- EXCERPTED DATA:
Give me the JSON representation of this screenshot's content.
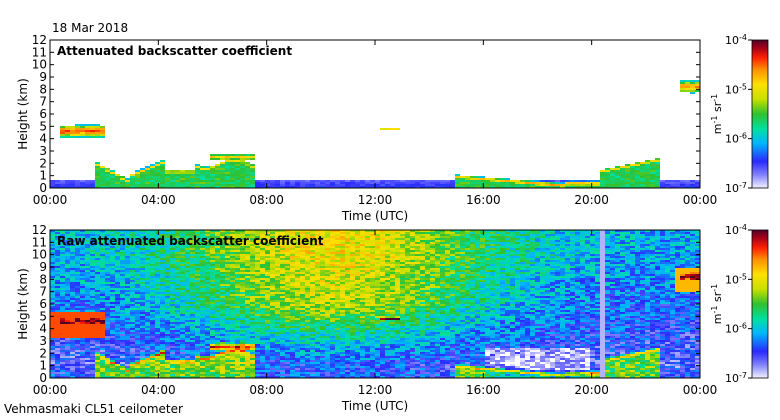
{
  "date_label": "18 Mar 2018",
  "footer_label": "Vehmasmaki CL51 ceilometer",
  "chart_data": [
    {
      "type": "heatmap",
      "title": "Attenuated backscatter coefficient",
      "xlabel": "Time (UTC)",
      "ylabel": "Height (km)",
      "xlim": [
        0,
        24
      ],
      "ylim": [
        0,
        12
      ],
      "x_ticks": [
        "00:00",
        "04:00",
        "08:00",
        "12:00",
        "16:00",
        "20:00",
        "00:00"
      ],
      "y_ticks": [
        "0",
        "1",
        "2",
        "3",
        "4",
        "5",
        "6",
        "7",
        "8",
        "9",
        "10",
        "11",
        "12"
      ],
      "colorbar": {
        "label_base": "m",
        "label_exp1": "-1",
        "label_unit": "sr",
        "label_exp2": "-1",
        "scale": "log",
        "range": [
          1e-07,
          0.0001
        ],
        "ticks": [
          {
            "base": "10",
            "exp": "-4",
            "value": -4
          },
          {
            "base": "10",
            "exp": "-5",
            "value": -5
          },
          {
            "base": "10",
            "exp": "-6",
            "value": -6
          },
          {
            "base": "10",
            "exp": "-7",
            "value": -7
          }
        ],
        "colors": [
          "#f2f2ff",
          "#8080ff",
          "#2a2aff",
          "#00b4ff",
          "#00e0a0",
          "#30c030",
          "#c8e000",
          "#ffe000",
          "#ff9000",
          "#ff2000",
          "#a0001a",
          "#500028"
        ]
      }
    },
    {
      "type": "heatmap",
      "title": "Raw attenuated backscatter coefficient",
      "xlabel": "Time (UTC)",
      "ylabel": "Height (km)",
      "xlim": [
        0,
        24
      ],
      "ylim": [
        0,
        12
      ],
      "x_ticks": [
        "00:00",
        "04:00",
        "08:00",
        "12:00",
        "16:00",
        "20:00",
        "00:00"
      ],
      "y_ticks": [
        "0",
        "1",
        "2",
        "3",
        "4",
        "5",
        "6",
        "7",
        "8",
        "9",
        "10",
        "11",
        "12"
      ],
      "colorbar": {
        "label_base": "m",
        "label_exp1": "-1",
        "label_unit": "sr",
        "label_exp2": "-1",
        "scale": "log",
        "range": [
          1e-07,
          0.0001
        ],
        "ticks": [
          {
            "base": "10",
            "exp": "-4",
            "value": -4
          },
          {
            "base": "10",
            "exp": "-5",
            "value": -5
          },
          {
            "base": "10",
            "exp": "-6",
            "value": -6
          },
          {
            "base": "10",
            "exp": "-7",
            "value": -7
          }
        ],
        "colors": [
          "#f2f2ff",
          "#8080ff",
          "#2a2aff",
          "#00b4ff",
          "#00e0a0",
          "#30c030",
          "#c8e000",
          "#ffe000",
          "#ff9000",
          "#ff2000",
          "#a0001a",
          "#500028"
        ]
      }
    }
  ]
}
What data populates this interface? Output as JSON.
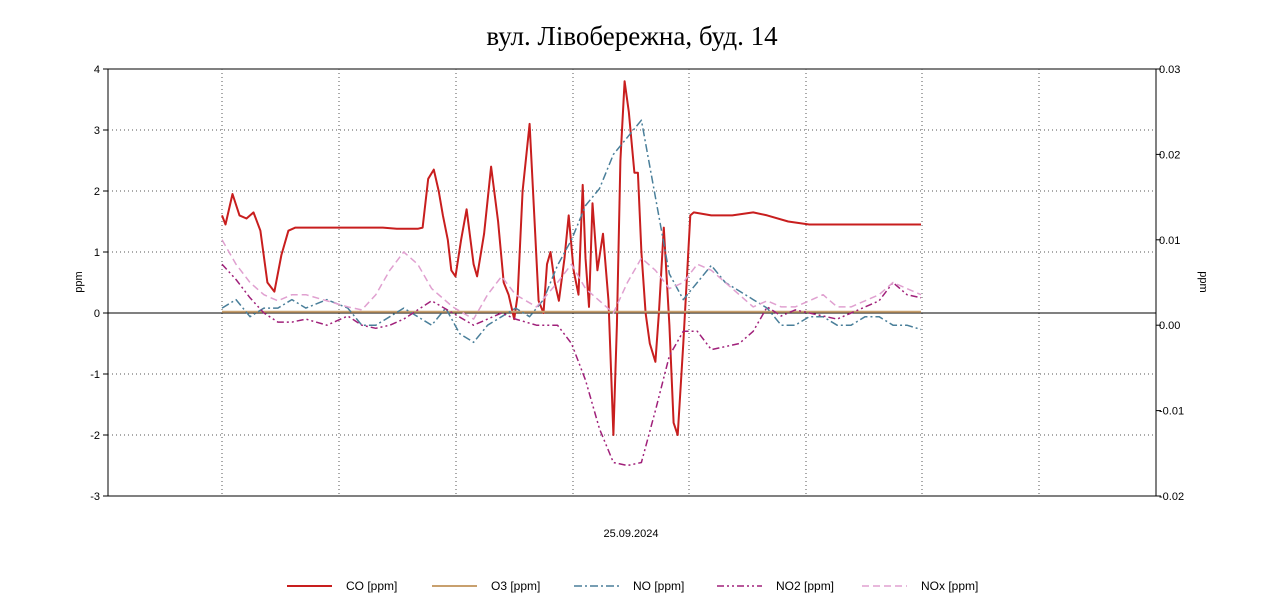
{
  "chart_data": {
    "type": "line",
    "title": "вул. Лівобережна, буд. 14",
    "xlabel": "25.09.2024",
    "ylabel_left": "ppm",
    "ylabel_right": "ppm",
    "ylim_left": [
      -3,
      4
    ],
    "yticks_left": [
      "4",
      "3",
      "2",
      "1",
      "0",
      "-1",
      "-2",
      "-3"
    ],
    "ylim_right": [
      -0.02,
      0.03
    ],
    "yticks_right": [
      "0.03",
      "0.02",
      "0.01",
      "0.00",
      "-0.01",
      "-0.02"
    ],
    "xlim": [
      0,
      100
    ],
    "grid": true,
    "legend_position": "bottom",
    "series": [
      {
        "name": "CO [ppm]",
        "axis": "left",
        "color": "#c81e1e",
        "dash": "solid",
        "x": [
          0,
          0.5,
          1.5,
          2.5,
          3.5,
          4.5,
          5.5,
          6.5,
          7.5,
          8.5,
          9.5,
          10.5,
          11.5,
          12.5,
          14,
          17,
          20,
          23,
          25,
          26,
          27,
          28,
          28.7,
          29.5,
          30.3,
          31,
          31.6,
          32.3,
          32.8,
          33.4,
          34.2,
          35,
          36,
          36.5,
          37.5,
          38.5,
          39.5,
          40.3,
          41,
          41.8,
          42.3,
          43,
          44,
          44.8,
          45.3,
          46,
          46.5,
          47,
          47.6,
          48.2,
          49,
          49.6,
          50.3,
          51,
          51.6,
          52,
          52.5,
          53,
          53.7,
          54.5,
          55.3,
          56,
          56.5,
          57,
          57.6,
          58.2,
          59,
          59.5,
          60,
          60.6,
          61.2,
          62,
          62.5,
          63.2,
          64,
          64.6,
          65.2,
          66,
          67,
          67.5,
          70,
          73,
          76,
          78,
          81,
          84,
          88,
          92,
          96,
          100
        ],
        "y": [
          1.6,
          1.45,
          1.95,
          1.6,
          1.55,
          1.65,
          1.35,
          0.5,
          0.35,
          0.95,
          1.35,
          1.4,
          1.4,
          1.4,
          1.4,
          1.4,
          1.4,
          1.4,
          1.38,
          1.38,
          1.38,
          1.38,
          1.4,
          2.2,
          2.35,
          2.0,
          1.6,
          1.2,
          0.7,
          0.6,
          1.2,
          1.7,
          0.8,
          0.6,
          1.3,
          2.4,
          1.5,
          0.5,
          0.3,
          -0.1,
          0.3,
          2.0,
          3.1,
          1.3,
          0.2,
          0.0,
          0.8,
          1.0,
          0.5,
          0.2,
          0.9,
          1.6,
          0.7,
          0.3,
          2.1,
          0.9,
          0.1,
          1.8,
          0.7,
          1.3,
          0.2,
          -2.0,
          -0.2,
          2.5,
          3.8,
          3.3,
          2.3,
          2.3,
          1.0,
          0.0,
          -0.5,
          -0.8,
          0.0,
          1.4,
          -0.2,
          -1.8,
          -2.0,
          -0.5,
          1.6,
          1.65,
          1.6,
          1.6,
          1.65,
          1.6,
          1.5,
          1.45,
          1.45,
          1.45,
          1.45,
          1.45
        ]
      },
      {
        "name": "O3 [ppm]",
        "axis": "left",
        "color": "#c8a06e",
        "dash": "solid",
        "x": [
          0,
          100
        ],
        "y": [
          0.02,
          0.02
        ]
      },
      {
        "name": "NO [ppm]",
        "axis": "right",
        "color": "#4a7f9a",
        "dash": "dashdot",
        "x": [
          0,
          2,
          4,
          6,
          8,
          10,
          12,
          15,
          18,
          20,
          22,
          24,
          26,
          28,
          30,
          32,
          34,
          36,
          38,
          40,
          42,
          44,
          46,
          48,
          50,
          52,
          54,
          56,
          58,
          60,
          62,
          64,
          66,
          68,
          70,
          72,
          74,
          76,
          78,
          80,
          82,
          84,
          86,
          88,
          90,
          92,
          94,
          96,
          98,
          100
        ],
        "y": [
          0.002,
          0.003,
          0.001,
          0.002,
          0.002,
          0.003,
          0.002,
          0.003,
          0.002,
          0.0,
          0.0,
          0.001,
          0.002,
          0.001,
          0.0,
          0.002,
          -0.001,
          -0.002,
          0.0,
          0.001,
          0.002,
          0.001,
          0.003,
          0.007,
          0.01,
          0.014,
          0.016,
          0.02,
          0.022,
          0.024,
          0.015,
          0.006,
          0.003,
          0.005,
          0.007,
          0.005,
          0.004,
          0.003,
          0.002,
          0.0,
          0.0,
          0.001,
          0.001,
          0.0,
          0.0,
          0.001,
          0.001,
          0.0,
          0.0,
          -0.0005
        ]
      },
      {
        "name": "NO2 [ppm]",
        "axis": "left",
        "color": "#a0207a",
        "dash": "dashdotdot",
        "x": [
          0,
          2,
          4,
          6,
          8,
          10,
          12,
          15,
          18,
          20,
          22,
          24,
          26,
          28,
          30,
          33,
          36,
          38,
          40,
          42,
          45,
          48,
          50,
          52,
          54,
          56,
          58,
          60,
          62,
          64,
          66,
          68,
          70,
          72,
          74,
          76,
          78,
          80,
          82,
          84,
          86,
          88,
          90,
          92,
          94,
          96,
          98,
          100
        ],
        "y": [
          0.8,
          0.55,
          0.25,
          0.0,
          -0.15,
          -0.15,
          -0.1,
          -0.2,
          -0.05,
          -0.2,
          -0.25,
          -0.2,
          -0.1,
          0.05,
          0.2,
          0.0,
          -0.2,
          -0.1,
          0.0,
          -0.1,
          -0.2,
          -0.2,
          -0.5,
          -1.1,
          -1.9,
          -2.45,
          -2.5,
          -2.45,
          -1.6,
          -0.7,
          -0.3,
          -0.3,
          -0.6,
          -0.55,
          -0.5,
          -0.3,
          0.1,
          -0.05,
          0.05,
          0.0,
          -0.05,
          -0.1,
          0.0,
          0.1,
          0.2,
          0.5,
          0.3,
          0.25
        ]
      },
      {
        "name": "NOx [ppm]",
        "axis": "left",
        "color": "#e0a0d0",
        "dash": "dash",
        "x": [
          0,
          2,
          4,
          6,
          8,
          10,
          12,
          15,
          18,
          20,
          22,
          24,
          26,
          28,
          30,
          33,
          36,
          38,
          40,
          42,
          45,
          48,
          50,
          52,
          54,
          56,
          58,
          60,
          62,
          64,
          66,
          68,
          70,
          72,
          74,
          76,
          78,
          80,
          82,
          84,
          86,
          88,
          90,
          92,
          94,
          96,
          98,
          100
        ],
        "y": [
          1.2,
          0.8,
          0.5,
          0.3,
          0.2,
          0.3,
          0.3,
          0.2,
          0.1,
          0.05,
          0.3,
          0.7,
          1.0,
          0.8,
          0.4,
          0.1,
          -0.1,
          0.3,
          0.6,
          0.3,
          0.1,
          0.5,
          0.8,
          0.4,
          0.2,
          0.0,
          0.5,
          0.9,
          0.7,
          0.4,
          0.5,
          0.8,
          0.7,
          0.5,
          0.3,
          0.1,
          0.2,
          0.1,
          0.1,
          0.2,
          0.3,
          0.1,
          0.1,
          0.2,
          0.3,
          0.5,
          0.4,
          0.3
        ]
      }
    ]
  }
}
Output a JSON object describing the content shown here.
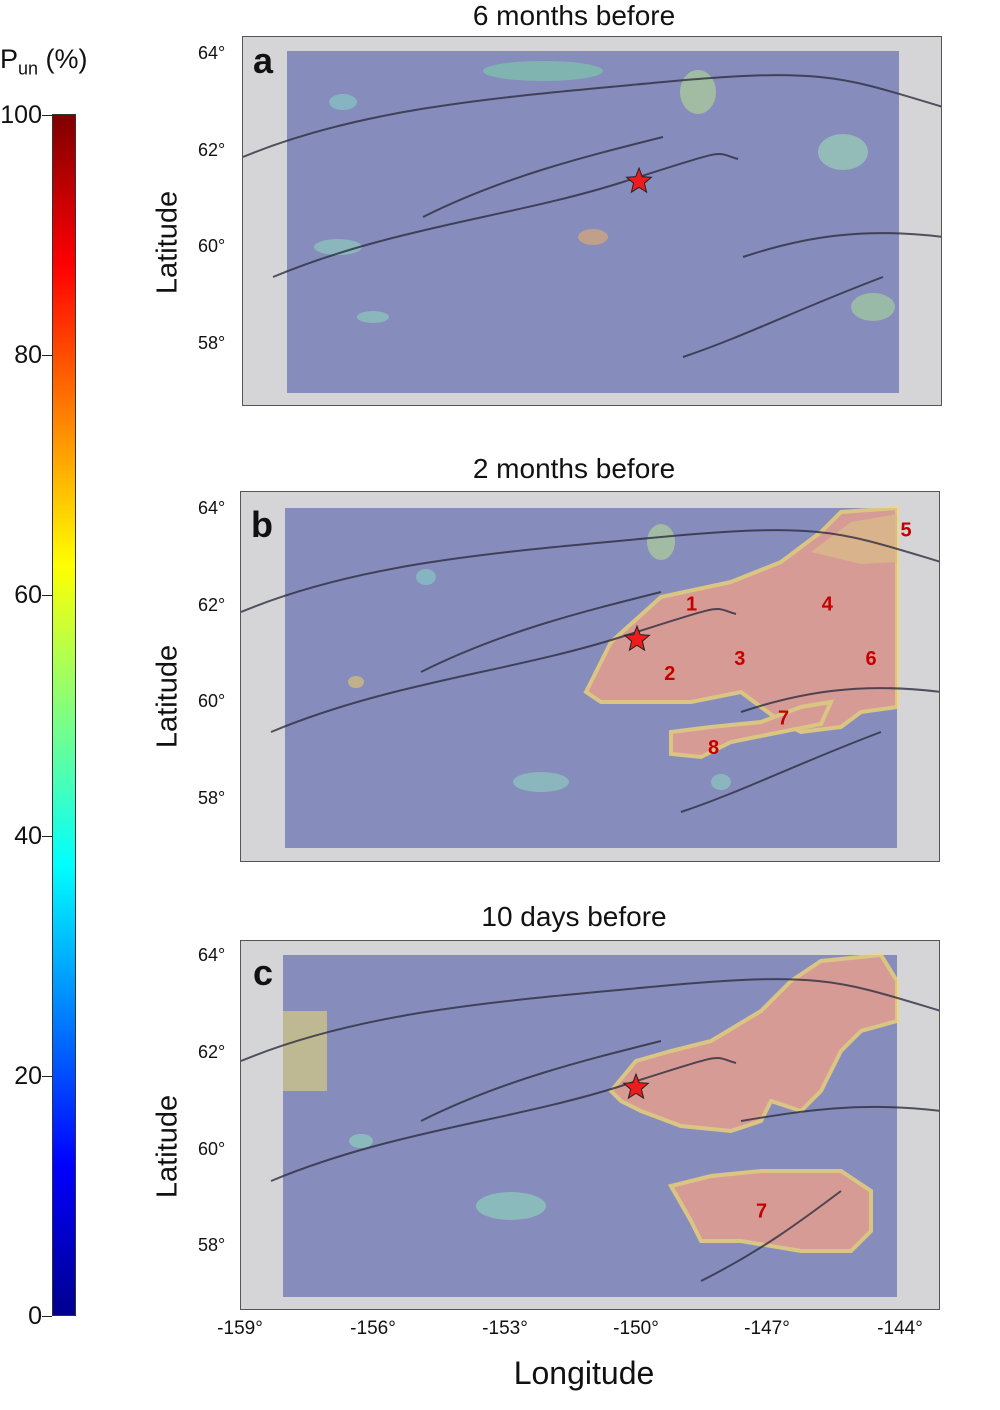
{
  "colorbar": {
    "title_main": "P",
    "title_sub": "un",
    "title_unit": " (%)",
    "ticks": [
      "0",
      "20",
      "40",
      "60",
      "80",
      "100"
    ],
    "range": [
      0,
      100
    ],
    "colormap": [
      "#00008f",
      "#0000ff",
      "#0080ff",
      "#00ffff",
      "#80ff80",
      "#ffff00",
      "#ff8000",
      "#ff0000",
      "#800000"
    ]
  },
  "axes": {
    "xlabel": "Longitude",
    "ylabel": "Latitude",
    "lon_ticks": [
      "-159°",
      "-156°",
      "-153°",
      "-150°",
      "-147°",
      "-144°"
    ],
    "lat_ticks": [
      "64°",
      "62°",
      "60°",
      "58°"
    ]
  },
  "chart_data": [
    {
      "type": "heatmap",
      "panel": "a",
      "title": "6 months before",
      "x_range": [
        -159,
        -143
      ],
      "y_range": [
        56.8,
        64.3
      ],
      "high_probability_regions": [],
      "region_labels": [],
      "epicenter": {
        "lon": -150.0,
        "lat": 61.35
      }
    },
    {
      "type": "heatmap",
      "panel": "b",
      "title": "2 months before",
      "x_range": [
        -159,
        -143
      ],
      "y_range": [
        56.8,
        64.3
      ],
      "high_probability_regions": [
        "1",
        "2",
        "3",
        "4",
        "5",
        "6",
        "7",
        "8"
      ],
      "region_labels": [
        {
          "text": "1",
          "lon": -148.7,
          "lat": 61.9
        },
        {
          "text": "2",
          "lon": -149.2,
          "lat": 60.5
        },
        {
          "text": "3",
          "lon": -147.6,
          "lat": 60.8
        },
        {
          "text": "4",
          "lon": -145.6,
          "lat": 61.9
        },
        {
          "text": "5",
          "lon": -143.8,
          "lat": 63.4
        },
        {
          "text": "6",
          "lon": -144.6,
          "lat": 60.8
        },
        {
          "text": "7",
          "lon": -146.6,
          "lat": 59.6
        },
        {
          "text": "8",
          "lon": -148.2,
          "lat": 59.0
        }
      ],
      "epicenter": {
        "lon": -150.0,
        "lat": 61.35
      }
    },
    {
      "type": "heatmap",
      "panel": "c",
      "title": "10 days before",
      "x_range": [
        -159,
        -143
      ],
      "y_range": [
        56.8,
        64.3
      ],
      "high_probability_regions": [
        "7"
      ],
      "region_labels": [
        {
          "text": "7",
          "lon": -147.1,
          "lat": 58.7
        }
      ],
      "epicenter": {
        "lon": -150.0,
        "lat": 61.35
      }
    }
  ]
}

- WHAT IS ASKED: Show every line where the string "JSON" appears.

- FULL OUTPUT:
Give me the JSON representation of this screenshot's content.
What data populates this interface? Output as JSON.
Output a JSON object describing the content shown here.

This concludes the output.